EXERCISE INPUTS.
● ● ● ●
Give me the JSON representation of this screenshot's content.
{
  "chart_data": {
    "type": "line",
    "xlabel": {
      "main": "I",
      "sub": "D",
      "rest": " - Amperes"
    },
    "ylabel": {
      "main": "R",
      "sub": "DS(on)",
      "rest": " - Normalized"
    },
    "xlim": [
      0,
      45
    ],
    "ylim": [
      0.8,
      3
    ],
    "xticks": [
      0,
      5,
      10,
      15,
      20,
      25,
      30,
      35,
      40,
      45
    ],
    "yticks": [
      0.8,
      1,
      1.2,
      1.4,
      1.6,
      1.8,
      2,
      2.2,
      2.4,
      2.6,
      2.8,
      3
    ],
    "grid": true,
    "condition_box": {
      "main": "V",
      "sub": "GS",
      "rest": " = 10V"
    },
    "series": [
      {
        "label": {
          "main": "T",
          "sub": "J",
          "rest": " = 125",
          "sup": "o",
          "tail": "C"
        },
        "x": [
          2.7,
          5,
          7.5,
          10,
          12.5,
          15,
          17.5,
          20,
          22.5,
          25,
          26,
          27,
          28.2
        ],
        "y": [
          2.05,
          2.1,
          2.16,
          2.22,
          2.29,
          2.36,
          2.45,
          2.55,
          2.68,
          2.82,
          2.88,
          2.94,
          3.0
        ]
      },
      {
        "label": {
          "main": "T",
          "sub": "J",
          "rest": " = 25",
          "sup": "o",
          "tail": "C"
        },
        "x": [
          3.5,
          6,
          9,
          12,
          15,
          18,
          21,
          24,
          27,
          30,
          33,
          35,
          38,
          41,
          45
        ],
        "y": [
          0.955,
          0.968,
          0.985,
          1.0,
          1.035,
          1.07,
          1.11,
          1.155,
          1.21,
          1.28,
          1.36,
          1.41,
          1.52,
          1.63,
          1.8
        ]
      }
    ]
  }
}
● ● ● ●
TASK REQUIREMENTS. Your task is to quote the listing above word for word.

WRITTEN RESPONSE.
Give me the JSON representation of this screenshot's content.
{
  "chart_data": {
    "type": "line",
    "xlabel": {
      "main": "I",
      "sub": "D",
      "rest": " - Amperes"
    },
    "ylabel": {
      "main": "R",
      "sub": "DS(on)",
      "rest": " - Normalized"
    },
    "xlim": [
      0,
      45
    ],
    "ylim": [
      0.8,
      3
    ],
    "xticks": [
      0,
      5,
      10,
      15,
      20,
      25,
      30,
      35,
      40,
      45
    ],
    "yticks": [
      0.8,
      1,
      1.2,
      1.4,
      1.6,
      1.8,
      2,
      2.2,
      2.4,
      2.6,
      2.8,
      3
    ],
    "grid": true,
    "condition_box": {
      "main": "V",
      "sub": "GS",
      "rest": " = 10V"
    },
    "series": [
      {
        "label": {
          "main": "T",
          "sub": "J",
          "rest": " = 125",
          "sup": "o",
          "tail": "C"
        },
        "x": [
          2.7,
          5,
          7.5,
          10,
          12.5,
          15,
          17.5,
          20,
          22.5,
          25,
          26,
          27,
          28.2
        ],
        "y": [
          2.05,
          2.1,
          2.16,
          2.22,
          2.29,
          2.36,
          2.45,
          2.55,
          2.68,
          2.82,
          2.88,
          2.94,
          3.0
        ]
      },
      {
        "label": {
          "main": "T",
          "sub": "J",
          "rest": " = 25",
          "sup": "o",
          "tail": "C"
        },
        "x": [
          3.5,
          6,
          9,
          12,
          15,
          18,
          21,
          24,
          27,
          30,
          33,
          35,
          38,
          41,
          45
        ],
        "y": [
          0.955,
          0.968,
          0.985,
          1.0,
          1.035,
          1.07,
          1.11,
          1.155,
          1.21,
          1.28,
          1.36,
          1.41,
          1.52,
          1.63,
          1.8
        ]
      }
    ]
  }
}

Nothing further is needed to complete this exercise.